__WHAT IS ASKED__. Word for word, transcribe the lines below and drop the pictures.

__GIVEN ENTRIES__.
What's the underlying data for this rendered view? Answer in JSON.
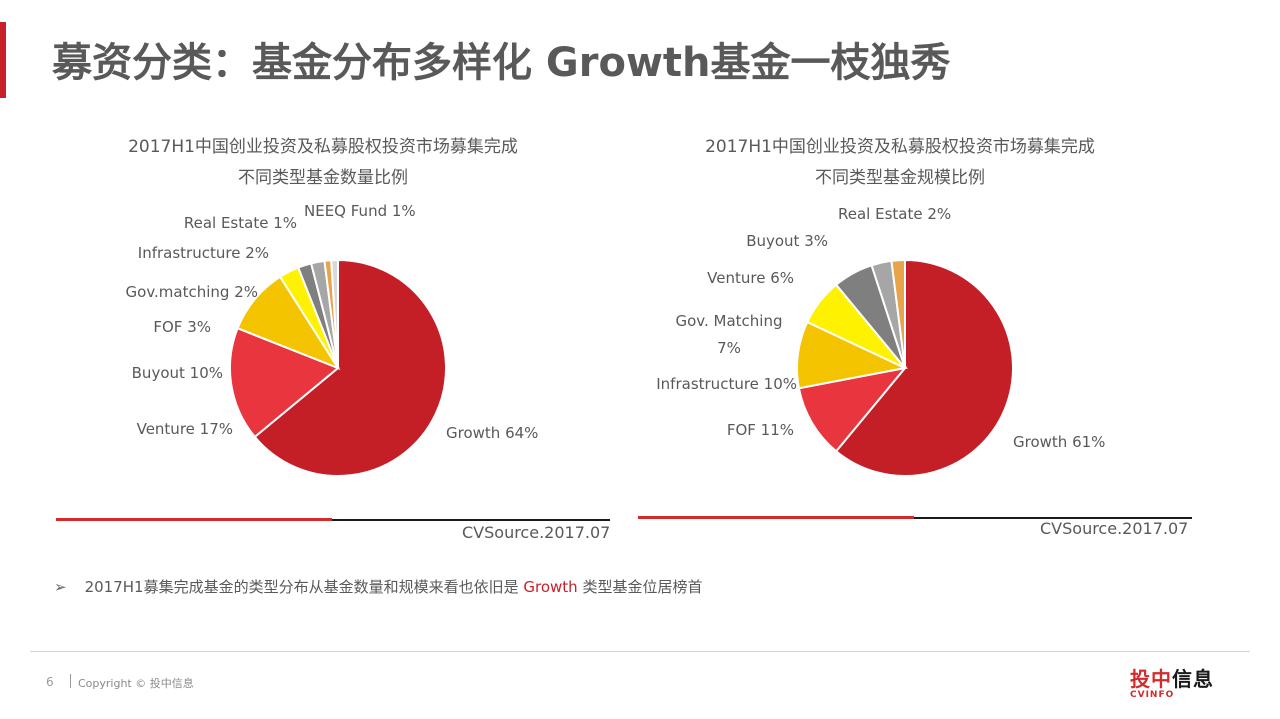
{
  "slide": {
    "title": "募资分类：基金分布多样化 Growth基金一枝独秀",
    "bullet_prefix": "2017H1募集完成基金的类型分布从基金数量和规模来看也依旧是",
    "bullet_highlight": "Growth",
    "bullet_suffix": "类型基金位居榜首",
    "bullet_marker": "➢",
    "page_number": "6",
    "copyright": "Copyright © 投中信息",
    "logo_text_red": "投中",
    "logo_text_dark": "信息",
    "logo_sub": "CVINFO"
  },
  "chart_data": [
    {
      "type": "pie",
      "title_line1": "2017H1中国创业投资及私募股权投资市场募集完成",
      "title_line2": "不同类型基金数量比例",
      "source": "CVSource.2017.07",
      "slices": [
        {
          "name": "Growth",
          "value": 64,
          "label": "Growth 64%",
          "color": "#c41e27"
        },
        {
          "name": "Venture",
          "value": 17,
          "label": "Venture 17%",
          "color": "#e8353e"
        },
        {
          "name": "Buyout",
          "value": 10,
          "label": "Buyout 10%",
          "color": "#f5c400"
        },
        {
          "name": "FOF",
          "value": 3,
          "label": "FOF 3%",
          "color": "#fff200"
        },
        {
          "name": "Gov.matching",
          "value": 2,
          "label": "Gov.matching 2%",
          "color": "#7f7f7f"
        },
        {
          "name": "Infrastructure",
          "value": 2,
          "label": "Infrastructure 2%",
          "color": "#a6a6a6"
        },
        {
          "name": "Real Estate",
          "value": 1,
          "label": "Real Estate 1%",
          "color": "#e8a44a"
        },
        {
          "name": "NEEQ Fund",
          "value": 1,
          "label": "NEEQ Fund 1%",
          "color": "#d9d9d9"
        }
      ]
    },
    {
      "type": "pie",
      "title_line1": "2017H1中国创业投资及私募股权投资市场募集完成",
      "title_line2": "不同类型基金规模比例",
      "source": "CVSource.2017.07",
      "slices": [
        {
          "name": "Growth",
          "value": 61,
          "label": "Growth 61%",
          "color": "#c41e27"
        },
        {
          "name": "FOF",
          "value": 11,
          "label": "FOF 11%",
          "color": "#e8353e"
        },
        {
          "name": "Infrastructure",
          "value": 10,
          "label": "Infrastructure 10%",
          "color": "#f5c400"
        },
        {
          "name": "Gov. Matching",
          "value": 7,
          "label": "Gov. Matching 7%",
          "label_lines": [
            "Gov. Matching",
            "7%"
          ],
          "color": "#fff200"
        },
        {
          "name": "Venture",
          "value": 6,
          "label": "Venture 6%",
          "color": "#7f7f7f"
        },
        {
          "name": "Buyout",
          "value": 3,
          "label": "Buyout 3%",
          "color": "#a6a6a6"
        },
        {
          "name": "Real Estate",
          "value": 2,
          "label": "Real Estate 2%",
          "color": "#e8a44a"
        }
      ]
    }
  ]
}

__RESULT FOR THIS TASK__.
What's the underlying data for this rendered view? Answer in JSON.
{
  "slide": {
    "title": "募资分类：基金分布多样化 Growth基金一枝独秀",
    "bullet_prefix": "2017H1募集完成基金的类型分布从基金数量和规模来看也依旧是",
    "bullet_highlight": "Growth",
    "bullet_suffix": "类型基金位居榜首",
    "bullet_marker": "➢",
    "page_number": "6",
    "copyright": "Copyright © 投中信息",
    "logo_text_red": "投中",
    "logo_text_dark": "信息",
    "logo_sub": "CVINFO"
  },
  "chart_data": [
    {
      "type": "pie",
      "title_line1": "2017H1中国创业投资及私募股权投资市场募集完成",
      "title_line2": "不同类型基金数量比例",
      "source": "CVSource.2017.07",
      "slices": [
        {
          "name": "Growth",
          "value": 64,
          "label": "Growth 64%",
          "color": "#c41e27"
        },
        {
          "name": "Venture",
          "value": 17,
          "label": "Venture 17%",
          "color": "#e8353e"
        },
        {
          "name": "Buyout",
          "value": 10,
          "label": "Buyout 10%",
          "color": "#f5c400"
        },
        {
          "name": "FOF",
          "value": 3,
          "label": "FOF 3%",
          "color": "#fff200"
        },
        {
          "name": "Gov.matching",
          "value": 2,
          "label": "Gov.matching 2%",
          "color": "#7f7f7f"
        },
        {
          "name": "Infrastructure",
          "value": 2,
          "label": "Infrastructure 2%",
          "color": "#a6a6a6"
        },
        {
          "name": "Real Estate",
          "value": 1,
          "label": "Real Estate 1%",
          "color": "#e8a44a"
        },
        {
          "name": "NEEQ Fund",
          "value": 1,
          "label": "NEEQ Fund 1%",
          "color": "#d9d9d9"
        }
      ]
    },
    {
      "type": "pie",
      "title_line1": "2017H1中国创业投资及私募股权投资市场募集完成",
      "title_line2": "不同类型基金规模比例",
      "source": "CVSource.2017.07",
      "slices": [
        {
          "name": "Growth",
          "value": 61,
          "label": "Growth 61%",
          "color": "#c41e27"
        },
        {
          "name": "FOF",
          "value": 11,
          "label": "FOF 11%",
          "color": "#e8353e"
        },
        {
          "name": "Infrastructure",
          "value": 10,
          "label": "Infrastructure 10%",
          "color": "#f5c400"
        },
        {
          "name": "Gov. Matching",
          "value": 7,
          "label": "Gov. Matching 7%",
          "label_lines": [
            "Gov. Matching",
            "7%"
          ],
          "color": "#fff200"
        },
        {
          "name": "Venture",
          "value": 6,
          "label": "Venture 6%",
          "color": "#7f7f7f"
        },
        {
          "name": "Buyout",
          "value": 3,
          "label": "Buyout 3%",
          "color": "#a6a6a6"
        },
        {
          "name": "Real Estate",
          "value": 2,
          "label": "Real Estate 2%",
          "color": "#e8a44a"
        }
      ]
    }
  ]
}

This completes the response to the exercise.